§ **Texto mostrado**:
####################

El pasado jueves se nos iba una de las figuras más entrañables de la historia el cine: el cineasta portugués Manoel de Oliveira a los ciento seis años de edad. He de confesar que no soy un ferviente admirador de su cine, aunque sí de lo que representaba. Y es que a pesar de haber visto tan solo unas pocas películas de su inabarcable filmografía, para un servidor Oliviera representaba la pasión por un oficio, el del cine, llevada ésta hasta sus últimas consecuencias. En cierto sentido todos los que amamos este noble arte sentimos envidia y fascinación hacia la semblanza de un Oliveira al que, nos gusten más o menos sus obras, observamos como ese hombre que estuvo hasta su último aliento al lado de los focos y las cámaras que tanto amó, cultivando una pasión que se desarrolló a lo largo de toda su vida. Puesto que Oliveira siempre estuvo de moda al ser un superviviente conocedor en primer plano de la evolución de la historia del cine, desde esas primerizas obras mudas, pasando por movimientos como el neorrealismo y también superando la demoledora vía de renovación que trajeron consigo esas nuevas olas de los sesenta, pero también subsistiendo sin problemas a esa etapa tan extraña para el cine que fueron los años ochenta en los que Oliveira pasó de ponerse hombreras así como de teñirse su poco pelo de dorado sol.
Para recordar su cine me apetece hablar de la película que más me cautiva, realizada en unos primerizos años cuarenta por este mago portugués. Se trata de Aniki-Bóbó, sin duda una cinta alejada de ese tono parsimonioso, pretendidamente tedioso en el que el silencio clama a sus anchas que etiquetó el estilo del luso en sus últimos años de cine. Y es que Aniki-Bóbó reluce como un poema bello y luminoso, trágico y oculto, misterioso y alegre protagonizado por una pandilla de chavales que habitan las orillas del puerto de la ciudad de Oporto al grito de guerra de Aniki-Bóbó, un santo y seña que despierta en los infantes ese ansía por vivir, jugar y amar aún no contaminado por la maldad de la experiencia y los desengaños asociados al crecimiento vegetativo. Oliveira arranca la película con un impacto: la salida de un tren (puro amor al cine) de un túnel quebrada súbitamente por la caída de un niño por el barranco que se alza en lo alto de las vías que recorre el ferrocarril ante el grito de una bella niña.
Esta evocadora y a la vez fatalista imagen, auténtica metáfora de la conexión entre la vida (gracias a ese tren contemplado por los inocentes ojos de los niños que fluye sin obstáculos por las vías de la existencia) y la muerte (esa caída a los abismos del chiquillo sin que sus amigos puedan hacer nada para socorrerle), abre una cinta que transcurrirá a continuación por las resplandecientes calles del barrio portuario de Oporto – fotografiado por el autor de Una película hablada con un tono muy naturalista cercano a los paradigmas del cine documental y descarnado que antecede a ese posterior neorrealismo italiano que aún no había estallado en pantalla- narrando la epopeya vital sentida por un grupo de chavales vivo retrato de esa generación que adquirió los conocimientos necesarios para sobrevivir a las carestías de aquella época, – marcada por los años más crudos de la II Guerra Mundial en un Portugal neutral-, más en las enseñanzas callejeras que en las impartidas en los cerrados y asfixiantes institutos y escuelas. Así, la cinta se desarrolla como un triángulo amoroso soportado en tres vértices: el de Carlinhos, un vivaz y sentimental niño enamorado hasta las médulas de su vecina, la bella y angelical Teresinha, que deberá luchar por su onírico amor con la inestimable ayuda de su simpático y leal amigo Batatinhas con Eduardinho, un chaval más descarado y atrevido que su rival en demostrar su amor hacia Teresinha, y que peleará con el dócil infante igualmente por el control del grupo de amigos de aventuras.

####################

§ **Solicitud escrita A**: Según el texto sobre Manoel de Oliveira, ¿a qué edad murió el cineasta?
§ **Solicitud escrita B**: Transcribe, por favor, sin cambios estas líneas de los registros: empieza en la línea que contiene "text-line [106,502,666,535]" y termina después de la que contiene "text-line [106,734,666,767]".

[Datos extraídos de una colección]
####################

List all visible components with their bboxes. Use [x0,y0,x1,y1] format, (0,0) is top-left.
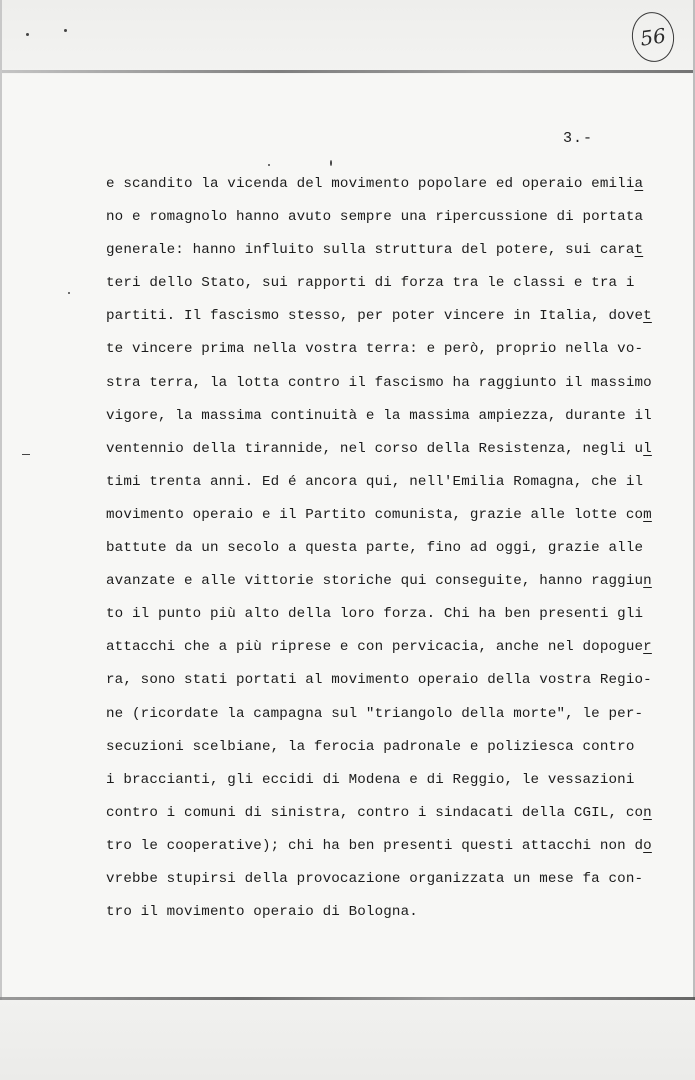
text-line [106,502,666,535]
hyphenation-underline: n [643,573,652,590]
text-line [106,667,666,700]
text-line [106,370,666,403]
text-line-content: avanzate e alle vittorie storiche qui conseguite, hanno raggiu [106,573,644,590]
text-line-content: ne (ricordate la campagna sul "triangolo della morte", le per- [106,705,644,722]
text-line [106,436,666,469]
text-line-content: tro le cooperative); chi ha ben presenti questi attacchi non d [106,837,644,854]
text-line-content: ventennio della tirannide, nel corso della Resistenza, negli u [106,440,644,457]
hyphenation-underline: n [643,804,652,821]
text-line [106,734,666,767]
text-line [106,270,666,303]
hyphenation-underline: r [643,639,652,656]
text-line [106,303,666,336]
text-line-content: partiti. Il fascismo stesso, per poter vincere in Italia, dove [106,308,644,325]
left-page-edge [0,0,2,1080]
text-line-content: no e romagnolo hanno avuto sempre una ripercussione di portata [106,209,644,226]
text-line-content: e scandito la vicenda del movimento popolare ed operaio emili [106,176,635,192]
text-line [106,403,666,436]
text-line-content: ra, sono stati portati al movimento operaio della vostra Regio- [106,672,652,689]
hyphenation-underline: l [643,440,652,457]
text-line-content: stra terra, la lotta contro il fascismo ha raggiunto il massimo [106,374,652,391]
text-line [106,204,666,237]
text-line [106,336,666,369]
hyphenation-underline: m [643,506,652,523]
text-line-content: generale: hanno influito sulla struttura del potere, sui cara [106,242,635,259]
scan-speck [64,29,67,32]
text-line [106,800,666,833]
text-line [106,634,666,667]
text-line-content: timi trenta anni. Ed é ancora qui, nell'Emilia Romagna, che il [106,473,644,490]
document-body [106,171,666,932]
text-line-content: te vincere prima nella vostra terra: e però, proprio nella vo- [106,341,644,358]
text-line-content: tro il movimento operaio di Bologna. [106,904,418,921]
text-line [106,237,666,270]
text-line [106,701,666,734]
top-scan-rule [0,70,695,73]
text-line-content: i braccianti, gli eccidi di Modena e di Reggio, le vessazioni [106,771,635,788]
text-line [106,171,666,204]
hyphenation-underline: a [634,176,644,192]
scan-speck [68,292,70,294]
hyphenation-underline: t [634,242,644,259]
text-line-content: teri dello Stato, sui rapporti di forza tra le classi e tra i [106,275,635,292]
text-line [106,469,666,502]
text-line-content: vigore, la massima continuità e la massima ampiezza, durante il [106,407,652,424]
scan-bottom-band [0,1000,695,1080]
text-line [106,833,666,866]
scan-speck [330,160,332,166]
scan-top-band [0,0,695,74]
text-line-content: secuzioni scelbiane, la ferocia padronale e poliziesca contro [106,738,635,755]
text-line [106,568,666,601]
text-line-content: movimento operaio e il Partito comunista, grazie alle lotte co [106,506,644,523]
archive-page-stamp: 56 [629,9,678,64]
text-line-content: to il punto più alto della loro forza. Chi ha ben presenti gli [106,606,644,623]
text-line [106,899,666,932]
page-number: 3.- [563,130,594,147]
text-line [106,767,666,800]
hyphenation-underline: t [643,308,652,325]
text-line [106,535,666,568]
hyphenation-underline: o [643,837,652,854]
scan-speck [26,33,29,36]
text-line-content: battute da un secolo a questa parte, fino ad oggi, grazie alle [106,540,644,557]
scan-speck [268,164,270,166]
text-line-content: contro i comuni di sinistra, contro i sindacati della CGIL, co [106,804,644,821]
text-line [106,601,666,634]
text-line-content: attacchi che a più riprese e con pervicacia, anche nel dopogue [106,639,644,656]
text-line [106,866,666,899]
text-line-content: vrebbe stupirsi della provocazione organizzata un mese fa con- [106,870,644,887]
scan-speck [22,454,30,455]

####################

§ **Respuesta correcta A**: A los ciento seis años.

§ **Respuesta correcta B**:
text-line [106,502,666,535]
hyphenation-underline: n [643,573,652,590]
text-line [106,667,666,700]
text-line [106,370,666,403]
text-line-content: avanzate e alle vittorie storiche qui conseguite, hanno raggiu [106,573,644,590]
text-line-content: ne (ricordate la campagna sul "triangolo della morte", le per- [106,705,644,722]
text-line [106,436,666,469]
text-line-content: tro le cooperative); chi ha ben presenti questi attacchi non d [106,837,644,854]
text-line-content: ventennio della tirannide, nel corso della Resistenza, negli u [106,440,644,457]
hyphenation-underline: n [643,804,652,821]
text-line [106,734,666,767]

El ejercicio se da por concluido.